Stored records
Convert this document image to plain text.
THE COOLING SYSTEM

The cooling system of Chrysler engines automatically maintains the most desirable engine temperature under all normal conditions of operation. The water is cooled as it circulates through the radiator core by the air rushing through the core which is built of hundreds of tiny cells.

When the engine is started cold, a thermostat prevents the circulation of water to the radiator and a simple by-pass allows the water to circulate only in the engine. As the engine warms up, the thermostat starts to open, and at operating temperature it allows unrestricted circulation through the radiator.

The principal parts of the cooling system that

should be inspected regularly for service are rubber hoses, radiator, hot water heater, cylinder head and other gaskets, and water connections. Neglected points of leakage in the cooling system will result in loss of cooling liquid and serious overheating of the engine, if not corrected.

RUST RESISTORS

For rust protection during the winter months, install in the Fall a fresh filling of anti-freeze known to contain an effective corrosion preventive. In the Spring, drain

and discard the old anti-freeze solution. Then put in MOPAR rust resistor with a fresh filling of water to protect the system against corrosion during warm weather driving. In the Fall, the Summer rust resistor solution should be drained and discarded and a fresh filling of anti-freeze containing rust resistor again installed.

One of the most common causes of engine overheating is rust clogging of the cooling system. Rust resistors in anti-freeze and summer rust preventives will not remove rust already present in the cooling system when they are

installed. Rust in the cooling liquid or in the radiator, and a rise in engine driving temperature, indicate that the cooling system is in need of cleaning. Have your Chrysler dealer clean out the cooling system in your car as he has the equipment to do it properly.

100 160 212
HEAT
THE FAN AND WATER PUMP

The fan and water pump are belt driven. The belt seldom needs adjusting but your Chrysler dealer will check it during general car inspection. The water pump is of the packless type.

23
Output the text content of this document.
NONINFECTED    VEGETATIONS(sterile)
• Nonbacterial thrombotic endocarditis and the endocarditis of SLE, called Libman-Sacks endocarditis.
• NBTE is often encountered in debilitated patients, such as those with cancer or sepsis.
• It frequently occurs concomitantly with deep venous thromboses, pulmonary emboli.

* * *

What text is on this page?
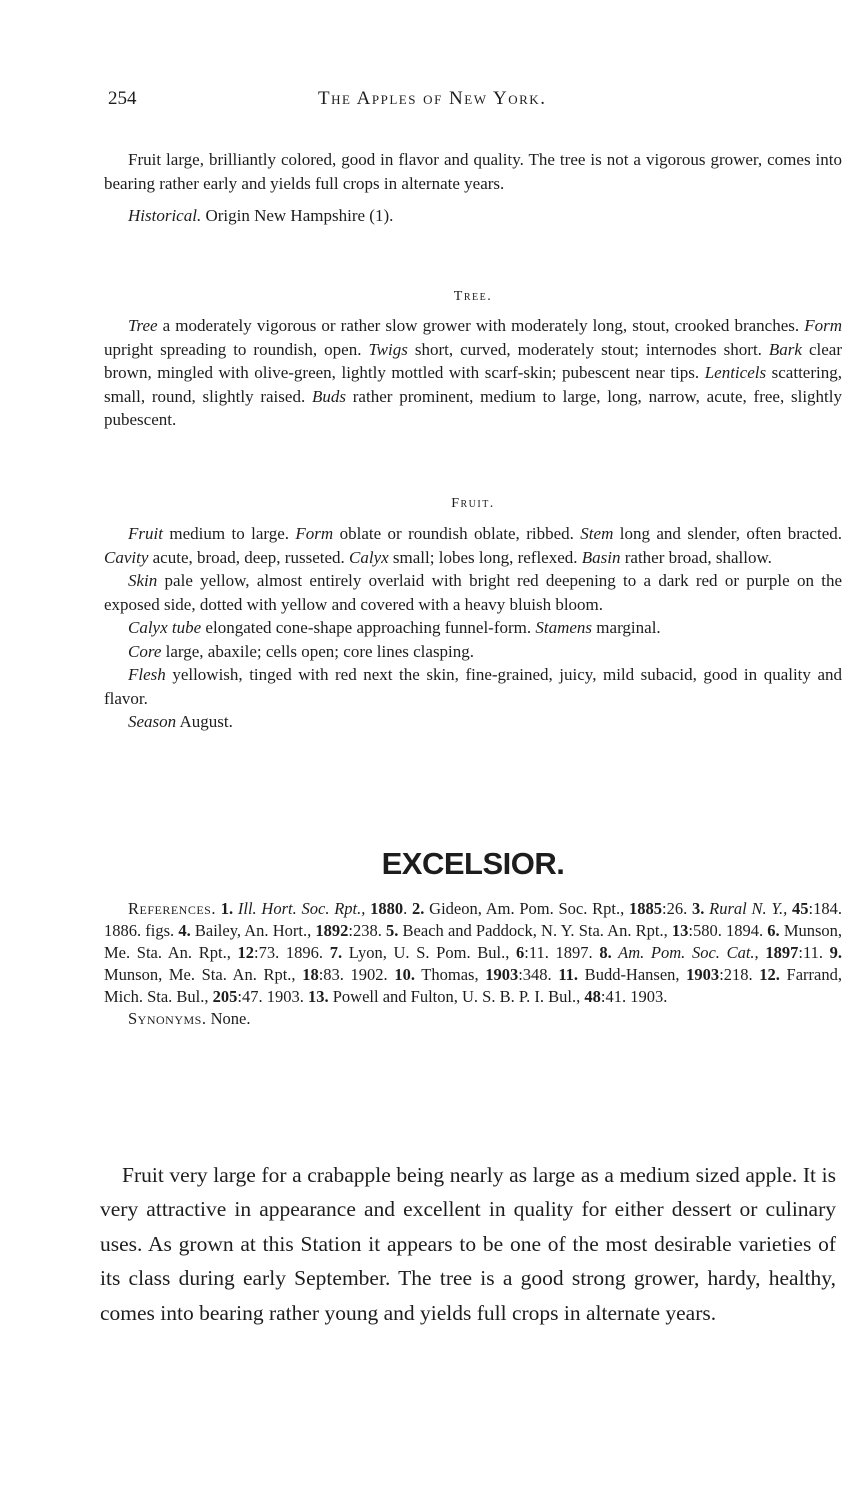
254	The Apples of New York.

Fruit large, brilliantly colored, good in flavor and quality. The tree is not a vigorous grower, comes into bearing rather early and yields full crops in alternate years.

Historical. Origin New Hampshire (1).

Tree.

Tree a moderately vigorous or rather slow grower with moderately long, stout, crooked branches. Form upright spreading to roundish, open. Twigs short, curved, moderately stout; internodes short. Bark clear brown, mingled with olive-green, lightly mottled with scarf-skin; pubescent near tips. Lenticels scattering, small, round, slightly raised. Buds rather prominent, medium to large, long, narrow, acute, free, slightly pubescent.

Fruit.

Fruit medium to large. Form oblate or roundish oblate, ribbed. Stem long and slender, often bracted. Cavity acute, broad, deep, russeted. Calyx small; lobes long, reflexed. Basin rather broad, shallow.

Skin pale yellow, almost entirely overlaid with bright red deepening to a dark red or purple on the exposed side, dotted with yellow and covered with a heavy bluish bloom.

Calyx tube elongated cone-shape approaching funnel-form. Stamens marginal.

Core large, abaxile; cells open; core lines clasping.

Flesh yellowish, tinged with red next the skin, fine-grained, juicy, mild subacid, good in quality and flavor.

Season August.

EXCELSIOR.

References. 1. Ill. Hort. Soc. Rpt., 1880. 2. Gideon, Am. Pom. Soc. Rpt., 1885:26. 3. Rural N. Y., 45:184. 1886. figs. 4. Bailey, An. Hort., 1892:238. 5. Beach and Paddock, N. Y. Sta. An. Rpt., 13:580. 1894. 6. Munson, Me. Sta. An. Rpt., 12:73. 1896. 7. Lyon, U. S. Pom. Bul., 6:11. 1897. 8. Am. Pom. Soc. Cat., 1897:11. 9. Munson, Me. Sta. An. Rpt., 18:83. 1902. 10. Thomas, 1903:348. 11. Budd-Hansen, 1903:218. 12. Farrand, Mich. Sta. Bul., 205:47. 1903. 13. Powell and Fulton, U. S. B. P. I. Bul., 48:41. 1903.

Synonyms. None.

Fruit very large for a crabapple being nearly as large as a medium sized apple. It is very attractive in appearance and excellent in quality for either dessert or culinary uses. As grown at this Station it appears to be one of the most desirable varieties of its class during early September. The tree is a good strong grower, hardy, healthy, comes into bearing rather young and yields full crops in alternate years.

**Exercise aim**
Scan the lines above for the word "core", then copy each line that has it.

**Expected answer**
The cooling system of Chrysler engines automatically maintains the most desirable engine temperature under all normal conditions of operation. The water is cooled as it circulates through the radiator core by the air rushing through the core which is built of hundreds of tiny cells.
Core large, abaxile; cells open; core lines clasping.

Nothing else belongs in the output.